== Work to be completed ==
Only the number is needed: how many lines of the records include "JSON"?
┌─ Given information
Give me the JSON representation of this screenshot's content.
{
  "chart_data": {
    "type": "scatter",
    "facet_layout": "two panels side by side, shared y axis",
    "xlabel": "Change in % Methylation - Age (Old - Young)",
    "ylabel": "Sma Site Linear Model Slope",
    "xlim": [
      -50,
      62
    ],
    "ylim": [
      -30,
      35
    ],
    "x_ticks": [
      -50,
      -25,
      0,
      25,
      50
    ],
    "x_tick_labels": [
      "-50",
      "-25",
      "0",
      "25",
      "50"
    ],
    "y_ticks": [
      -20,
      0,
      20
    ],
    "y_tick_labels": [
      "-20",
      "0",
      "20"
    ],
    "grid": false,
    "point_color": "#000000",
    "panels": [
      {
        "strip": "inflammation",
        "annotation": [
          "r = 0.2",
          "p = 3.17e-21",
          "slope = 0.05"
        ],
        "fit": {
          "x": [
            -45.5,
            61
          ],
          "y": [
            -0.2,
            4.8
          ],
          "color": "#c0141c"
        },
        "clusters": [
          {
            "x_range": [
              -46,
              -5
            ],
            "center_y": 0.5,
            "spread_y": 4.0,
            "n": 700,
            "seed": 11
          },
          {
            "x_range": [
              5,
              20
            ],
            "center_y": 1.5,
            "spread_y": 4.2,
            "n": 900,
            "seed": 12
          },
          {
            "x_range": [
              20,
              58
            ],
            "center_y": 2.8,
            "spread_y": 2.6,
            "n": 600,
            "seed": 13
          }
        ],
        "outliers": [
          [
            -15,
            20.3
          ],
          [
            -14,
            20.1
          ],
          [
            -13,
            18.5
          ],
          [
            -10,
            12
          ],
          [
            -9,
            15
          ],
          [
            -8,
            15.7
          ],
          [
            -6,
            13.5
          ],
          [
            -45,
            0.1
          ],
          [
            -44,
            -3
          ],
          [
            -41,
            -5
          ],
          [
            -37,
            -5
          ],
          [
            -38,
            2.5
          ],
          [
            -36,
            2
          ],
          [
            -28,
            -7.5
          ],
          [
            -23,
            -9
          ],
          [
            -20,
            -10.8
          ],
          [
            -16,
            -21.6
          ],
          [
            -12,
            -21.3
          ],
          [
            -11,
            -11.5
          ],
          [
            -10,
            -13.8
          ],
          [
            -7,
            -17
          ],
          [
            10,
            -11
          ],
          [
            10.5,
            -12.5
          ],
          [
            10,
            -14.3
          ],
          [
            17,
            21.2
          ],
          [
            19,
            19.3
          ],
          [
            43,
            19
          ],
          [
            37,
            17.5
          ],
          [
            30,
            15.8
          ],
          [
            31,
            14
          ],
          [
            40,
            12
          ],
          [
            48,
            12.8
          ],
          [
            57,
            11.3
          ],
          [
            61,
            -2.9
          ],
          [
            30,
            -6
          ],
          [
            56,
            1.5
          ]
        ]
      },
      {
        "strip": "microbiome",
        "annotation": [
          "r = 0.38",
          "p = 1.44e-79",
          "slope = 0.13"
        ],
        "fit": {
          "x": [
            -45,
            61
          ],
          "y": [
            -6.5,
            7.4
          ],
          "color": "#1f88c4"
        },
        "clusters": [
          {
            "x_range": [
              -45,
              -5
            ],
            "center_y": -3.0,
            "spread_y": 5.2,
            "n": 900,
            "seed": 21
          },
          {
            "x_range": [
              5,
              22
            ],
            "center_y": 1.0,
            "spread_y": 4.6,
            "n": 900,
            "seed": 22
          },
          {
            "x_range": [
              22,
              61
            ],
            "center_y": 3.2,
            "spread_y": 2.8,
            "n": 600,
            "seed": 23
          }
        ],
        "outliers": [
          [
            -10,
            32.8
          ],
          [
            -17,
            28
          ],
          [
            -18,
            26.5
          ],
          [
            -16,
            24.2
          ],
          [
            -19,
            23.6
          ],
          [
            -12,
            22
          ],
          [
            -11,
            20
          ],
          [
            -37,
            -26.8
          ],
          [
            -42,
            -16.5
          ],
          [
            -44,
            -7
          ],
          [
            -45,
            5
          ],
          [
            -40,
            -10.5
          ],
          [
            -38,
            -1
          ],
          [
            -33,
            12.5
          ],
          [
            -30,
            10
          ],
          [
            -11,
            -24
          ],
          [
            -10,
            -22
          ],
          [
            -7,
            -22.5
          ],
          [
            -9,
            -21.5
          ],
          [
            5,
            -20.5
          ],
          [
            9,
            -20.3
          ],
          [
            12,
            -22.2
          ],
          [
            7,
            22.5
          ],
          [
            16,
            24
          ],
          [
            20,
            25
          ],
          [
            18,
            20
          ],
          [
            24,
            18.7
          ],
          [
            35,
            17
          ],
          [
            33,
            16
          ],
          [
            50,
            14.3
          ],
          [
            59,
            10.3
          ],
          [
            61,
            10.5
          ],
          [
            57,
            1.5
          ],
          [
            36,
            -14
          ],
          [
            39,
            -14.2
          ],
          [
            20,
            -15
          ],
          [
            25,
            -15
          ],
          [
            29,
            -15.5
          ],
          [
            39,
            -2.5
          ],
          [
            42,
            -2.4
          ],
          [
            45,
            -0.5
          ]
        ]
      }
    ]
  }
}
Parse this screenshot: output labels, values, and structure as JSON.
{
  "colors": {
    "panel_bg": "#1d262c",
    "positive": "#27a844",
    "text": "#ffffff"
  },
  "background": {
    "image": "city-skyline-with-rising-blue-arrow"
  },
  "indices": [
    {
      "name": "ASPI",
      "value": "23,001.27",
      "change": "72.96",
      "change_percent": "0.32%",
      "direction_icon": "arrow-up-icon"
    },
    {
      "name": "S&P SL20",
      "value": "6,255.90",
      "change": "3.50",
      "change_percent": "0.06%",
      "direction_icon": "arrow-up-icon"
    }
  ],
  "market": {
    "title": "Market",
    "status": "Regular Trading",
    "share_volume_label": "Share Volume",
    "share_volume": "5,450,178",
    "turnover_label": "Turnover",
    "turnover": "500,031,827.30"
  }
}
└─
== Exercise output ==
2